→ Exercise objective
Reply with one number: the count of lines in the data that hold the string "DEPUTADOS".

[Extracted records]
— START —

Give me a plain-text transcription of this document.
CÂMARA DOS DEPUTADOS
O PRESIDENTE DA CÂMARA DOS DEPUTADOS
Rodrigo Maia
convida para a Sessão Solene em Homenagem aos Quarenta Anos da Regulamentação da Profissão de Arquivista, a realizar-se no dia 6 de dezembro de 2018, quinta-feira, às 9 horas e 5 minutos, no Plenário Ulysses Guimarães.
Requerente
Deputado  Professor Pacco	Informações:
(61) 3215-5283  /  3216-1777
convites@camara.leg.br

— END —

→ Complete output
2